Saved data entries:

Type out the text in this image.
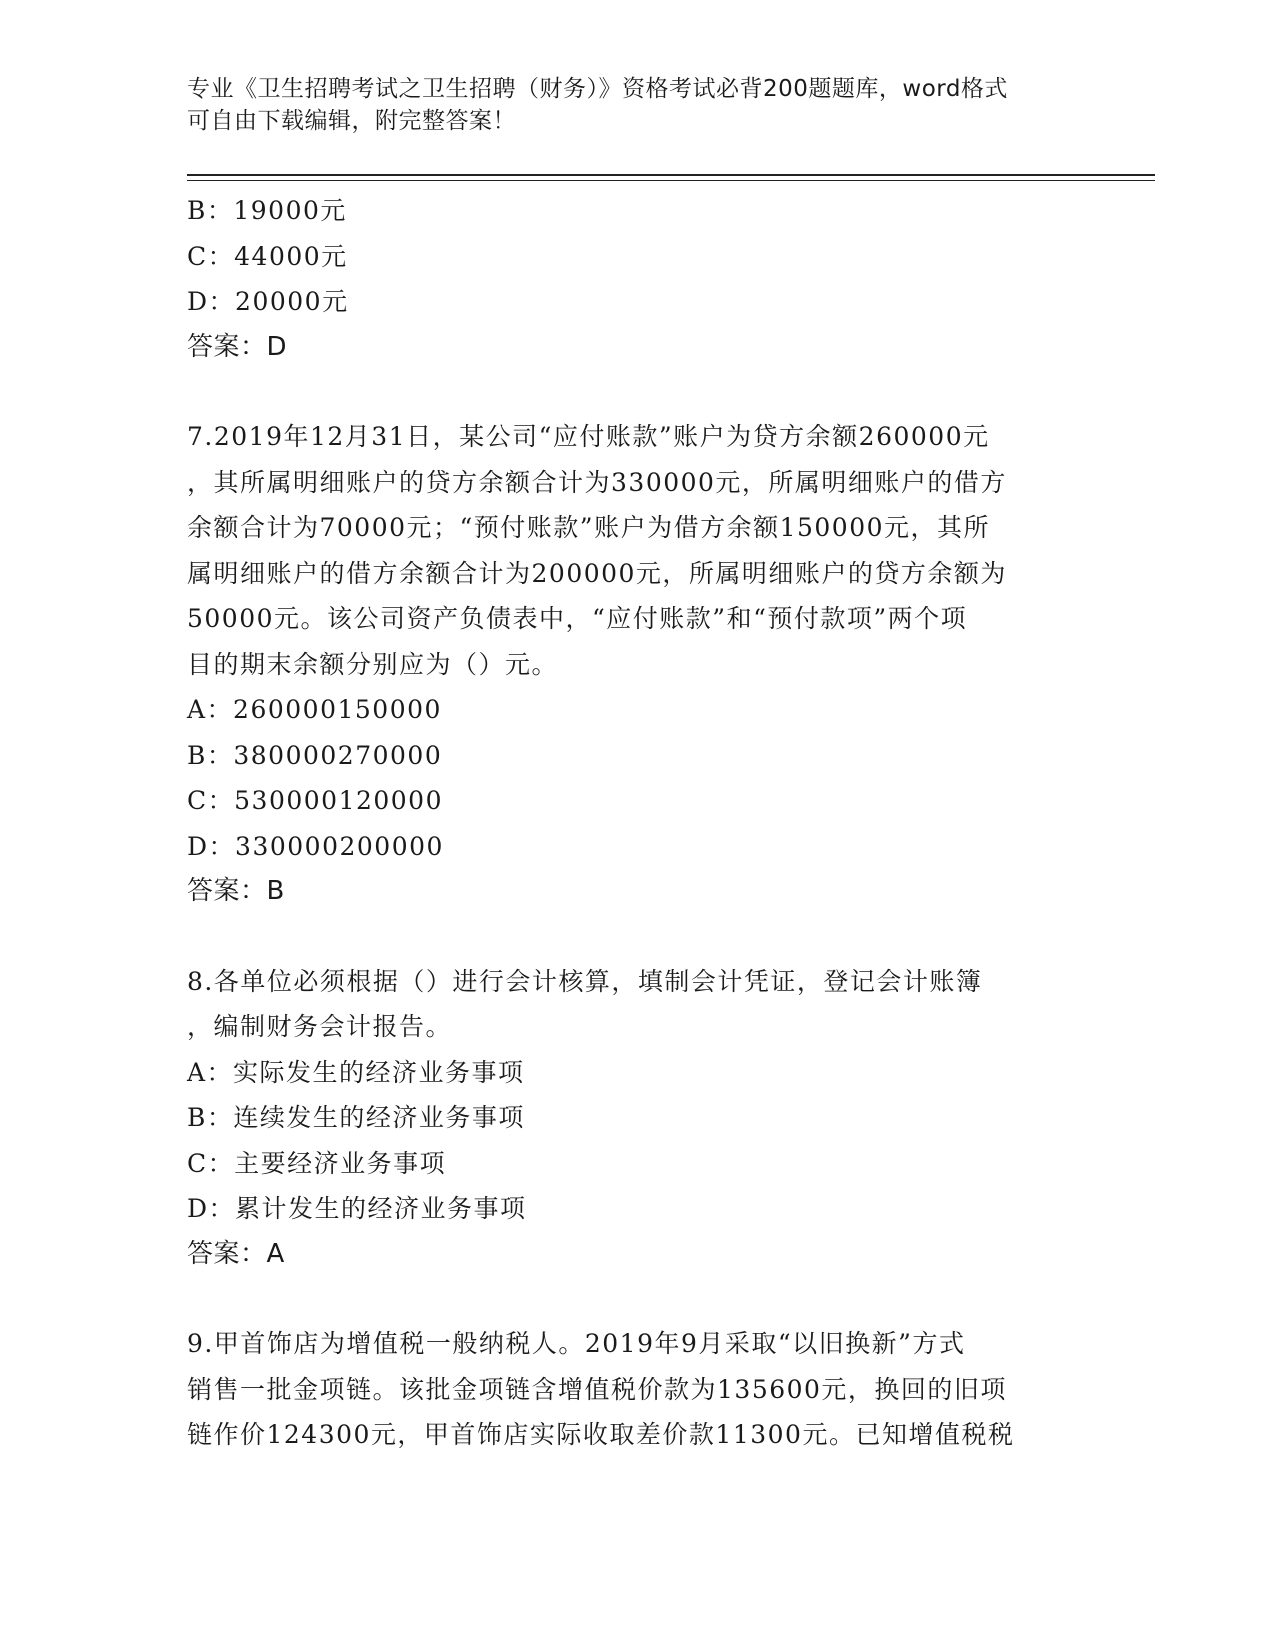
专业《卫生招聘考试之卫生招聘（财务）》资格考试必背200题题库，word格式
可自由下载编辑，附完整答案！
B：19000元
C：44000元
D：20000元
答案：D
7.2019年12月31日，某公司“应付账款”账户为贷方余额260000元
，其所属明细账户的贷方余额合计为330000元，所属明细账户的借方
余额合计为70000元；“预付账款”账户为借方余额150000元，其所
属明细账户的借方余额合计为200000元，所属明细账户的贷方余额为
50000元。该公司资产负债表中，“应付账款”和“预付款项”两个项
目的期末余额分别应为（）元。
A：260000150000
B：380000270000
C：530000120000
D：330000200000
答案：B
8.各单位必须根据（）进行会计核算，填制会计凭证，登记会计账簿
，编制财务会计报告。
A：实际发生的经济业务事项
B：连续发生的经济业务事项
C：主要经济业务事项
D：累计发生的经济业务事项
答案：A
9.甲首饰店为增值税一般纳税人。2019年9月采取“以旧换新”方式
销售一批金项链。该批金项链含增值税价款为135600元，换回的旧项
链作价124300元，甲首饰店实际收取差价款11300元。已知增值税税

● Short problem: Omit the pictures, and quote the material above exactly as given.

● Task result:
Type out the text in this image.
专业《卫生招聘考试之卫生招聘（财务）》资格考试必背200题题库，word格式
可自由下载编辑，附完整答案！
B：19000元
C：44000元
D：20000元
答案：D
7.2019年12月31日，某公司“应付账款”账户为贷方余额260000元
，其所属明细账户的贷方余额合计为330000元，所属明细账户的借方
余额合计为70000元；“预付账款”账户为借方余额150000元，其所
属明细账户的借方余额合计为200000元，所属明细账户的贷方余额为
50000元。该公司资产负债表中，“应付账款”和“预付款项”两个项
目的期末余额分别应为（）元。
A：260000150000
B：380000270000
C：530000120000
D：330000200000
答案：B
8.各单位必须根据（）进行会计核算，填制会计凭证，登记会计账簿
，编制财务会计报告。
A：实际发生的经济业务事项
B：连续发生的经济业务事项
C：主要经济业务事项
D：累计发生的经济业务事项
答案：A
9.甲首饰店为增值税一般纳税人。2019年9月采取“以旧换新”方式
销售一批金项链。该批金项链含增值税价款为135600元，换回的旧项
链作价124300元，甲首饰店实际收取差价款11300元。已知增值税税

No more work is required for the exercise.